__Work to complete__: Count the lines containing "出口表述上的易错点". Give the number alone.

Collection entries:
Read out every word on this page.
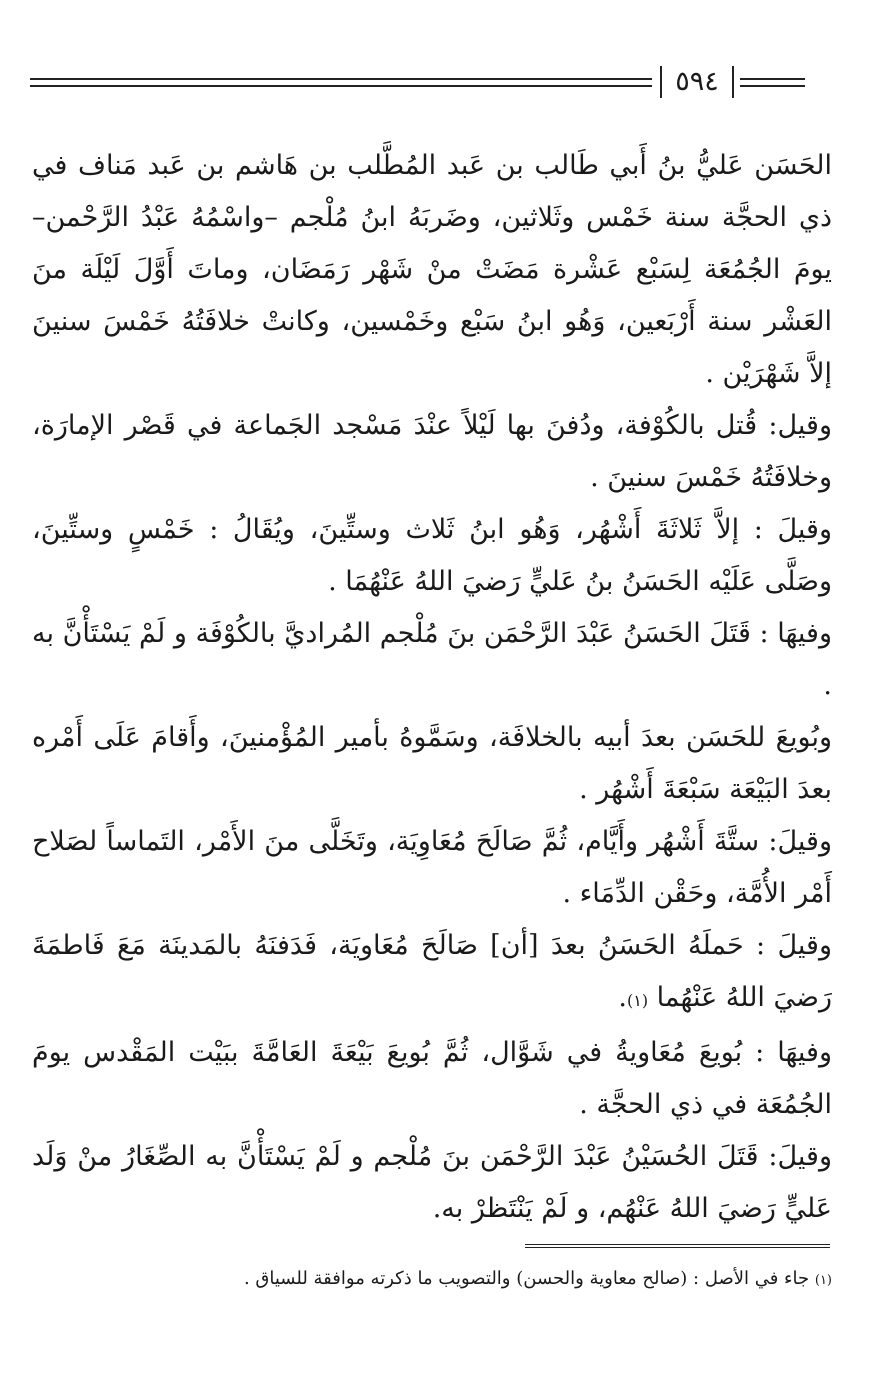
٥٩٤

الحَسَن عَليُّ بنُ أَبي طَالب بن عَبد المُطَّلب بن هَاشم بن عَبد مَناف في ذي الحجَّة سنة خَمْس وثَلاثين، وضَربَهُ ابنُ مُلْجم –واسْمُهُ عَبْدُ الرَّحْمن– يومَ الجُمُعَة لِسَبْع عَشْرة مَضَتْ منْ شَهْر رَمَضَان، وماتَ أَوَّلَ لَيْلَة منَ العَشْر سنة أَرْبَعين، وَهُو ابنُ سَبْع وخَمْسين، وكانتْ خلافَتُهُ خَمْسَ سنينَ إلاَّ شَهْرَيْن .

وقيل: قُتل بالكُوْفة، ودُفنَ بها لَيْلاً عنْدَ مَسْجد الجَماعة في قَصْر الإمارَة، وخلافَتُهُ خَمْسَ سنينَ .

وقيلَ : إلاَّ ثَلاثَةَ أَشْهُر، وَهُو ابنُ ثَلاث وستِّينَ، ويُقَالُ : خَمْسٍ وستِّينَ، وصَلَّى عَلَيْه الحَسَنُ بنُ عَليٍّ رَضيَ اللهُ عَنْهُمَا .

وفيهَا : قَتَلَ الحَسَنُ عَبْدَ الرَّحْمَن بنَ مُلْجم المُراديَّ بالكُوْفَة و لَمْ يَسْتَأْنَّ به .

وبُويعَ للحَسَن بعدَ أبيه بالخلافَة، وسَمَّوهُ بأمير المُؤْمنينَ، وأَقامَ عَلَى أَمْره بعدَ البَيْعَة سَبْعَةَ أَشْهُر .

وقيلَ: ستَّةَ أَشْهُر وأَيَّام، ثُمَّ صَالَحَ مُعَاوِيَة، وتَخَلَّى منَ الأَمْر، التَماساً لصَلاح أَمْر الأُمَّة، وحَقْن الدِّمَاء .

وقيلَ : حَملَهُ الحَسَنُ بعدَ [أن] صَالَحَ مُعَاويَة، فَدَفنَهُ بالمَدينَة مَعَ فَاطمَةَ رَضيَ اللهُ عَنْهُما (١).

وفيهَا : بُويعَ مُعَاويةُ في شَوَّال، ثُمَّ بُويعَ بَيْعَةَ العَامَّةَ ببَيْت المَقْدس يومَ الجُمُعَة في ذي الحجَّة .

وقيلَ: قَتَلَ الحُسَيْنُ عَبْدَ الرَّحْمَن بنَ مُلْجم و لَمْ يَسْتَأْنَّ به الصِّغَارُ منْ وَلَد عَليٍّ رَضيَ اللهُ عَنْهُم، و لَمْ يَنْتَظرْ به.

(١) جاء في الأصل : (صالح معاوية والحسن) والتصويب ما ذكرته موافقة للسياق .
* * *
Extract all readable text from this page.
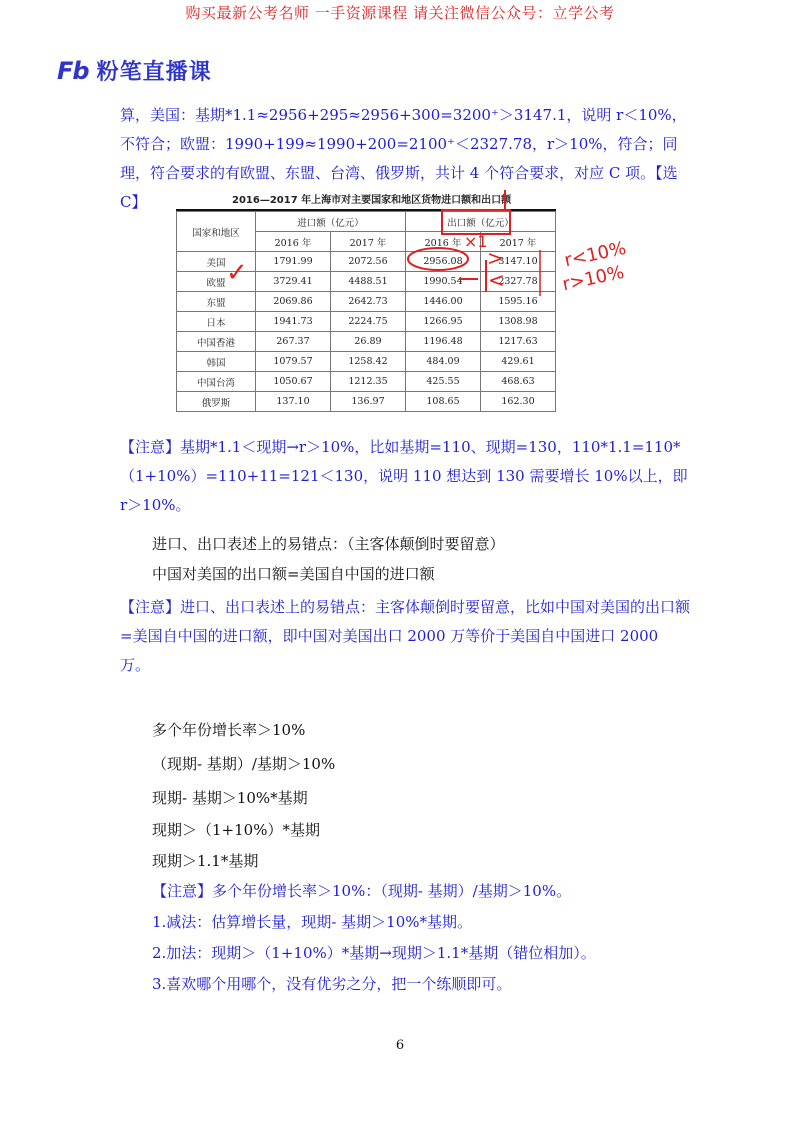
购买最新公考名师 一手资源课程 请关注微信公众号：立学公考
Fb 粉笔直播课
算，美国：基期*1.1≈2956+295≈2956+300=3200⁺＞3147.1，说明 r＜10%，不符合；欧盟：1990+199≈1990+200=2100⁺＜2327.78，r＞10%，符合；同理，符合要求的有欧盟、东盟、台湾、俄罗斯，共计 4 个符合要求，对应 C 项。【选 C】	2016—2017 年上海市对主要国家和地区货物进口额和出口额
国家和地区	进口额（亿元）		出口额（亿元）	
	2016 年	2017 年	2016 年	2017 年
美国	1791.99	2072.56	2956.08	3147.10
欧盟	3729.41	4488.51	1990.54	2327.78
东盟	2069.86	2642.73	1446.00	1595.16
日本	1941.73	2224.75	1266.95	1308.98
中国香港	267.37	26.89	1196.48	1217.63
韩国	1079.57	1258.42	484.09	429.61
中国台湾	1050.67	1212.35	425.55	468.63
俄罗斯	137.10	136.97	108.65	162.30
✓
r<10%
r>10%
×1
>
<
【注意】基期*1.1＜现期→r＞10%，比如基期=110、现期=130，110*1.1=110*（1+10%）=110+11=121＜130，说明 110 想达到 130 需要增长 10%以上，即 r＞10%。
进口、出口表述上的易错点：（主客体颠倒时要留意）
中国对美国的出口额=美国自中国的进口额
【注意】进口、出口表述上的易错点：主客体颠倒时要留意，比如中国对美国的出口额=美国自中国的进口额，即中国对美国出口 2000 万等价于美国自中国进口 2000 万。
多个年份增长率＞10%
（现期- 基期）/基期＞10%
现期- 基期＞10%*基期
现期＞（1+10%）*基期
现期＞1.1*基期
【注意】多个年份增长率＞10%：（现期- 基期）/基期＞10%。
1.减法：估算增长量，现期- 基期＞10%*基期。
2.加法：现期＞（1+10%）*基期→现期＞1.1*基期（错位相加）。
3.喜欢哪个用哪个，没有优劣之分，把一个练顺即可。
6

__Task output__: 2